[WHAT YOU ARE ASKED TO DO]:
Some lines in the records below may hold the word "Scheme"; give the number of those lines and nothing else.

**********

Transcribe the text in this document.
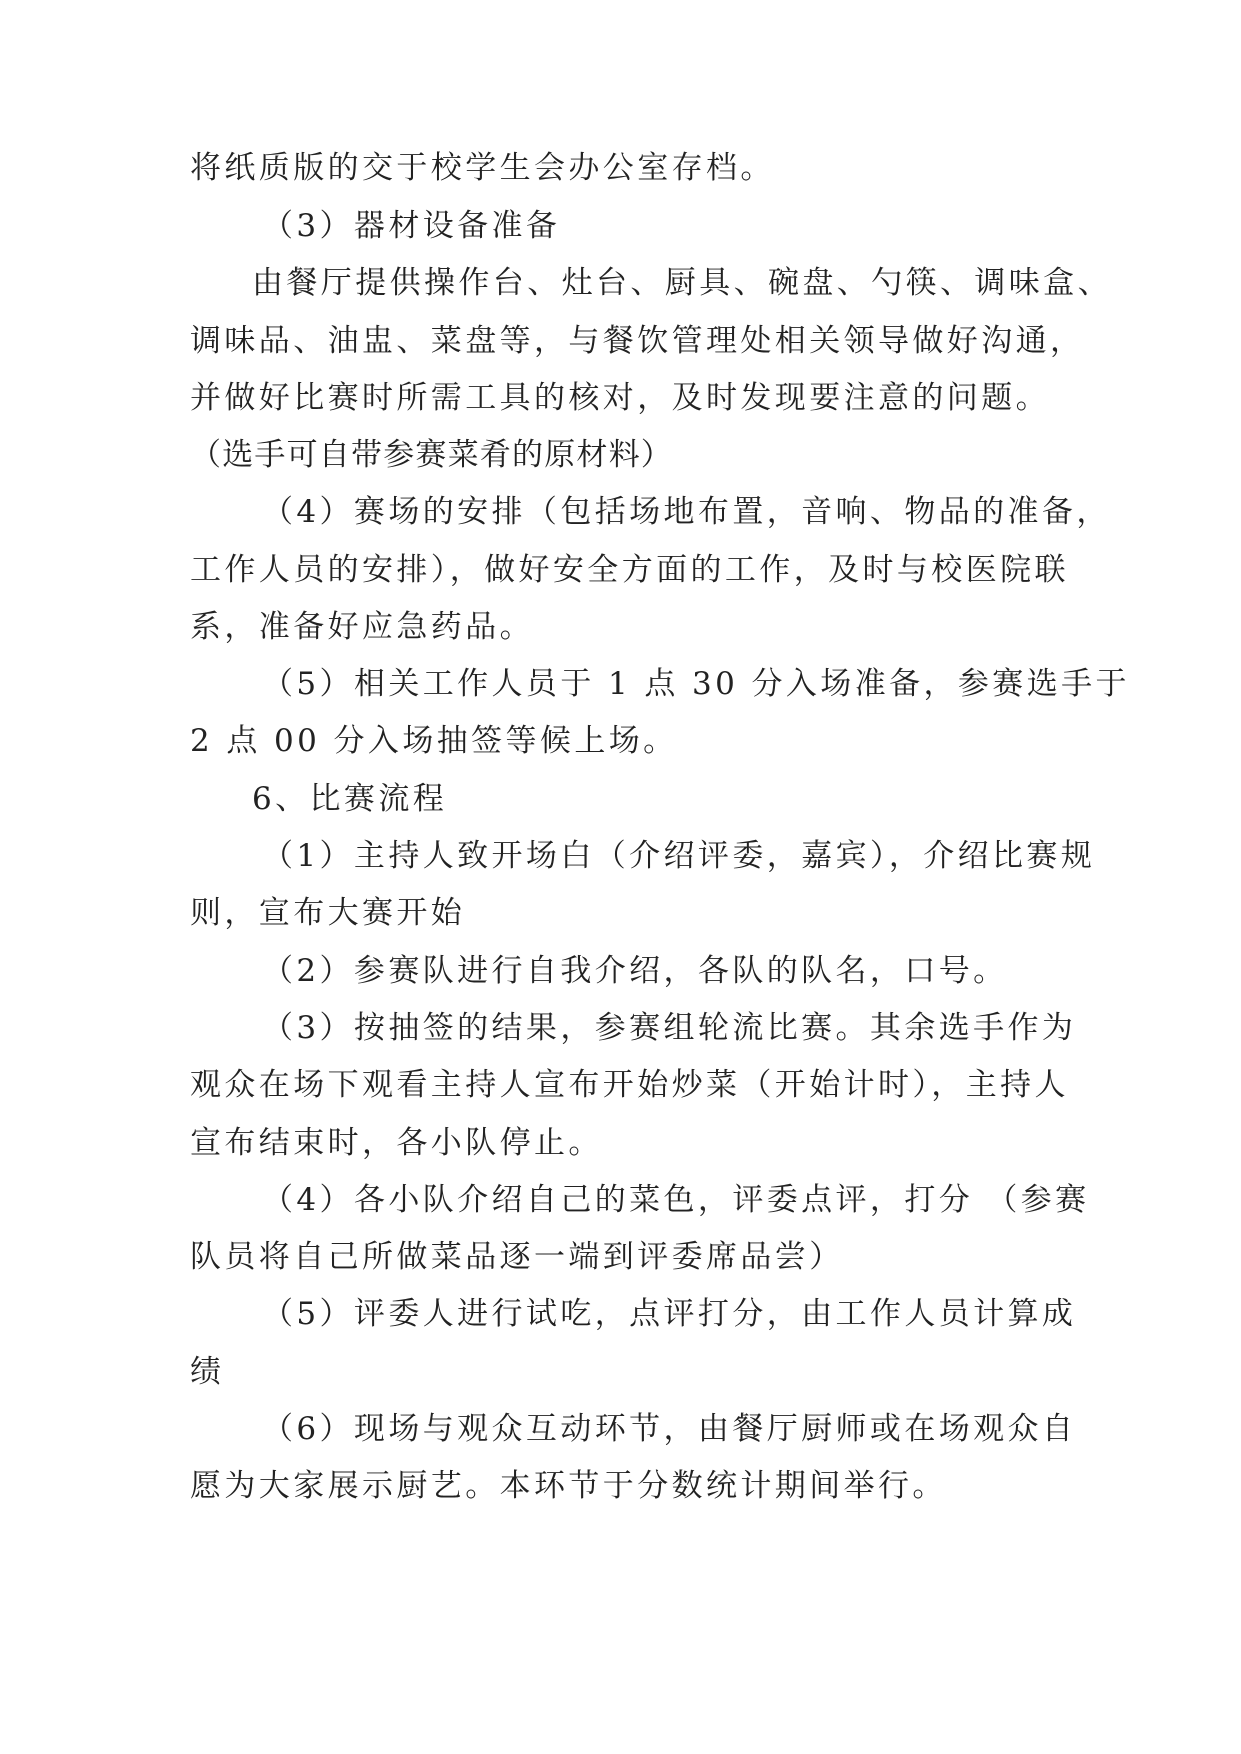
将纸质版的交于校学生会办公室存档。
（3）器材设备准备
由餐厅提供操作台、灶台、厨具、碗盘、勺筷、调味盒、
调味品、油盅、菜盘等，与餐饮管理处相关领导做好沟通，
并做好比赛时所需工具的核对，及时发现要注意的问题。
（选手可自带参赛菜肴的原材料）
（4）赛场的安排（包括场地布置，音响、物品的准备，
工作人员的安排），做好安全方面的工作，及时与校医院联
系，准备好应急药品。
（5）相关工作人员于 1 点 30 分入场准备，参赛选手于
2 点 00 分入场抽签等候上场。
6、比赛流程
（1）主持人致开场白（介绍评委，嘉宾），介绍比赛规
则，宣布大赛开始
（2）参赛队进行自我介绍，各队的队名，口号。
（3）按抽签的结果，参赛组轮流比赛。其余选手作为
观众在场下观看主持人宣布开始炒菜（开始计时），主持人
宣布结束时，各小队停止。
（4）各小队介绍自己的菜色，评委点评，打分 （参赛
队员将自己所做菜品逐一端到评委席品尝）
（5）评委人进行试吃，点评打分，由工作人员计算成
绩
（6）现场与观众互动环节，由餐厅厨师或在场观众自
愿为大家展示厨艺。本环节于分数统计期间举行。
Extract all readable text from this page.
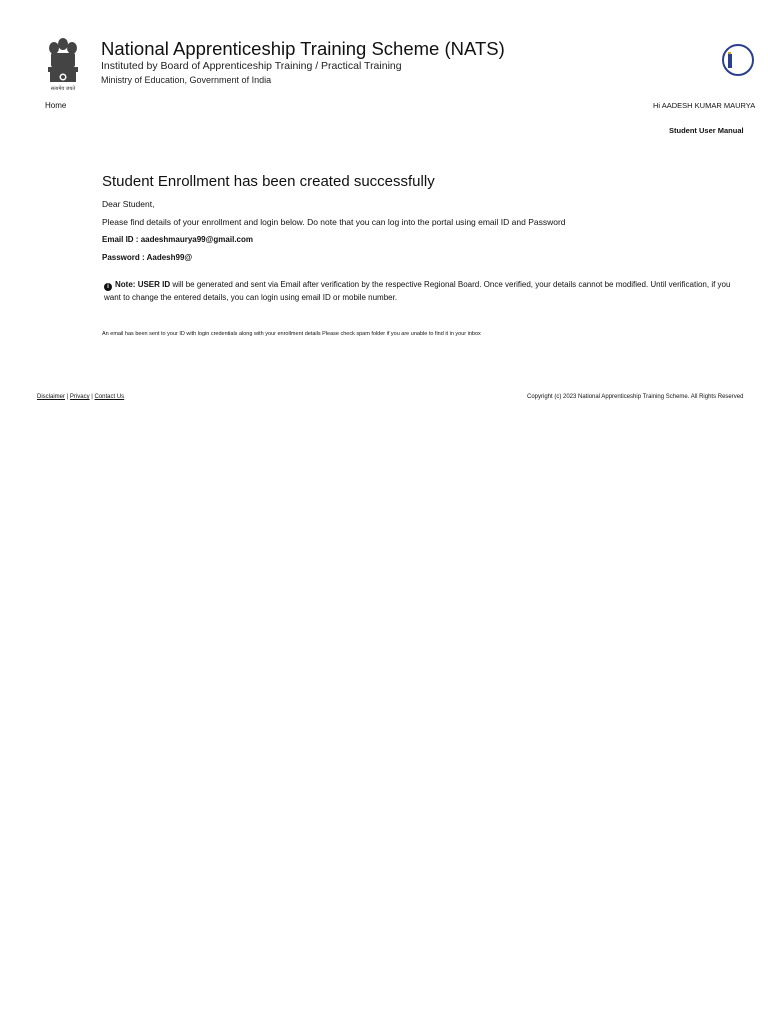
सत्यमेव जयते
National Apprenticeship Training Scheme (NATS)
Instituted by Board of Apprenticeship Training / Practical Training
Ministry of Education, Government of India
Home	Hi AADESH KUMAR MAURYA
Student User Manual
Student Enrollment has been created successfully
Dear Student,
Please find details of your enrollment and login below. Do note that you can log into the portal using email ID and Password
Email ID : aadeshmaurya99@gmail.com
Password : Aadesh99@
i Note: USER ID will be generated and sent via Email after verification by the respective Regional Board. Once verified, your details cannot be modified. Until verification, if you want to change the entered details, you can login using email ID or mobile number.
An email has been sent to your ID with login credentials along with your enrollment details Please check spam folder if you are unable to find it in your inbox
Disclaimer | Privacy | Contact Us	Copyright (c) 2023 National Apprenticeship Training Scheme. All Rights Reserved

**********

[RESULT FOR THIS EXERCISE]:
2